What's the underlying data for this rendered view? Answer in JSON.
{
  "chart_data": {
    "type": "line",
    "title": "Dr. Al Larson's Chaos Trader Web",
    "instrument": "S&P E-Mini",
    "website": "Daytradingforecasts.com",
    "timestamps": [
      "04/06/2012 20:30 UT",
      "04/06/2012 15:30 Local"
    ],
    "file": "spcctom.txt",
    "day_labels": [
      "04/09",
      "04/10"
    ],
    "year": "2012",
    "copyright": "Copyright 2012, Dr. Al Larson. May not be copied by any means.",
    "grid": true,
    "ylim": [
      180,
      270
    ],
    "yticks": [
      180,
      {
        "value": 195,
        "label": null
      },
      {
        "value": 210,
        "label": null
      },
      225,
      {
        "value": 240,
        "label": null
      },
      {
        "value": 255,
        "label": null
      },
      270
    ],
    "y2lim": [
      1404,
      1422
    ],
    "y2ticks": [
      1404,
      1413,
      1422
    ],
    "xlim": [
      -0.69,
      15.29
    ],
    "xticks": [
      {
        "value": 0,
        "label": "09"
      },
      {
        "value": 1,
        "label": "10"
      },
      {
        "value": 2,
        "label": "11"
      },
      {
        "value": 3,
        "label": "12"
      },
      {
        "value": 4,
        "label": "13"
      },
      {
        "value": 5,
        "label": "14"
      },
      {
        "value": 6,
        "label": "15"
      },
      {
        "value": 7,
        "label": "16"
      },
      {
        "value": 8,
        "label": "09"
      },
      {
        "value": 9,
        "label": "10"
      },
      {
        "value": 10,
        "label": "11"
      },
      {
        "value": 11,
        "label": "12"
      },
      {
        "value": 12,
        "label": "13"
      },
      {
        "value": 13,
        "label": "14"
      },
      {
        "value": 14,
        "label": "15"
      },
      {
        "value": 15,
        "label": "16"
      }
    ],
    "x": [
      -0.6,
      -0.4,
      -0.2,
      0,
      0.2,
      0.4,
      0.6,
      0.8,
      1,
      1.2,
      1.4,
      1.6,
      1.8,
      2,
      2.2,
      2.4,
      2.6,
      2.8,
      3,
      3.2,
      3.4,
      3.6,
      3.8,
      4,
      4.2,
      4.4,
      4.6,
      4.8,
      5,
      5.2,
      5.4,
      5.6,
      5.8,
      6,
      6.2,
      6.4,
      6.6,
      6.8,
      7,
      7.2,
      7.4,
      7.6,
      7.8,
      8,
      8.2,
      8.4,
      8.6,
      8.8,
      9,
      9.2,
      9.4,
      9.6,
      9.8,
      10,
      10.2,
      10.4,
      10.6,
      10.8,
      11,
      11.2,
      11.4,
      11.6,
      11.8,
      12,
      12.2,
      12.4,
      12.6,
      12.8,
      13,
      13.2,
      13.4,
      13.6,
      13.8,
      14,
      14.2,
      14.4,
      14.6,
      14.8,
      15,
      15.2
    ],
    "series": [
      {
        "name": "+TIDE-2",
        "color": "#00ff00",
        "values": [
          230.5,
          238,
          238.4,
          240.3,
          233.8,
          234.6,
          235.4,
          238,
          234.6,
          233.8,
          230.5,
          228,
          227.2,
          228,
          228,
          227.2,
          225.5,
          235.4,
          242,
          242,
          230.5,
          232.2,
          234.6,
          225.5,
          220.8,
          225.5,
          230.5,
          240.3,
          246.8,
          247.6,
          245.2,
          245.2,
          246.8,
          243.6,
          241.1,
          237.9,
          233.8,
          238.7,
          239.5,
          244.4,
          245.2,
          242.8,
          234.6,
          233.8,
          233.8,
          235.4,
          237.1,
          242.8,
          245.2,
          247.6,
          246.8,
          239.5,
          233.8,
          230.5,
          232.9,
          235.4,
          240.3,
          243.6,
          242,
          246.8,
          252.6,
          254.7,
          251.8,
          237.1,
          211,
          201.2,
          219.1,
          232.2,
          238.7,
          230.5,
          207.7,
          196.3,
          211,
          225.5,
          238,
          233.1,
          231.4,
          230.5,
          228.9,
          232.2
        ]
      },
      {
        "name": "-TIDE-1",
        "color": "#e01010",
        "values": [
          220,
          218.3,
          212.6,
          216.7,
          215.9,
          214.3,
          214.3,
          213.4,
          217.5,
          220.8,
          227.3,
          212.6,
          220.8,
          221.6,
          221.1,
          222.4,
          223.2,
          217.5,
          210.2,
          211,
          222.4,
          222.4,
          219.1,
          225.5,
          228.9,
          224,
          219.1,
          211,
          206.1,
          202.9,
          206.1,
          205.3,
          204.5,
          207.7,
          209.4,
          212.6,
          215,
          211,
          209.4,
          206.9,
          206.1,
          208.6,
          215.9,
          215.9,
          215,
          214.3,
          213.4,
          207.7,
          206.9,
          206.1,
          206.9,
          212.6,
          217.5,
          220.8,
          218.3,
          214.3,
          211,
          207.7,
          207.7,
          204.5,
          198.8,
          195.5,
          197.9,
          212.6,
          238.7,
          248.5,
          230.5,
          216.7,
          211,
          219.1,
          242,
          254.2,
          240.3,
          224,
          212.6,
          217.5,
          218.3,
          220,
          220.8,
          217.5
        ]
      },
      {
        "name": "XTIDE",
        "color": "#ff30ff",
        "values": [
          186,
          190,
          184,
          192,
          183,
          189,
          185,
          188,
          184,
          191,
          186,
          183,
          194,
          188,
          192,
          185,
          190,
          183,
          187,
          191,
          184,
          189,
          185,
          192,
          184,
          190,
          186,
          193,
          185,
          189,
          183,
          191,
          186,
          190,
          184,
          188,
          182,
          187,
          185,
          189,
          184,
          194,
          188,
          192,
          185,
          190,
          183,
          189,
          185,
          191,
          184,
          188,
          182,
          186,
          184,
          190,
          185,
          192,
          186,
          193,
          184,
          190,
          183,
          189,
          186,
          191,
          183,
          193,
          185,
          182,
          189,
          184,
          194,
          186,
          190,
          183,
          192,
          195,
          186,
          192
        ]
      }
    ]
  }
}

Your objective:
Track down every line holding the string "Larson" and copy it.

Result:
    "title": "Dr. Al Larson's Chaos Trader Web",
    "copyright": "Copyright 2012, Dr. Al Larson. May not be copied by any means.",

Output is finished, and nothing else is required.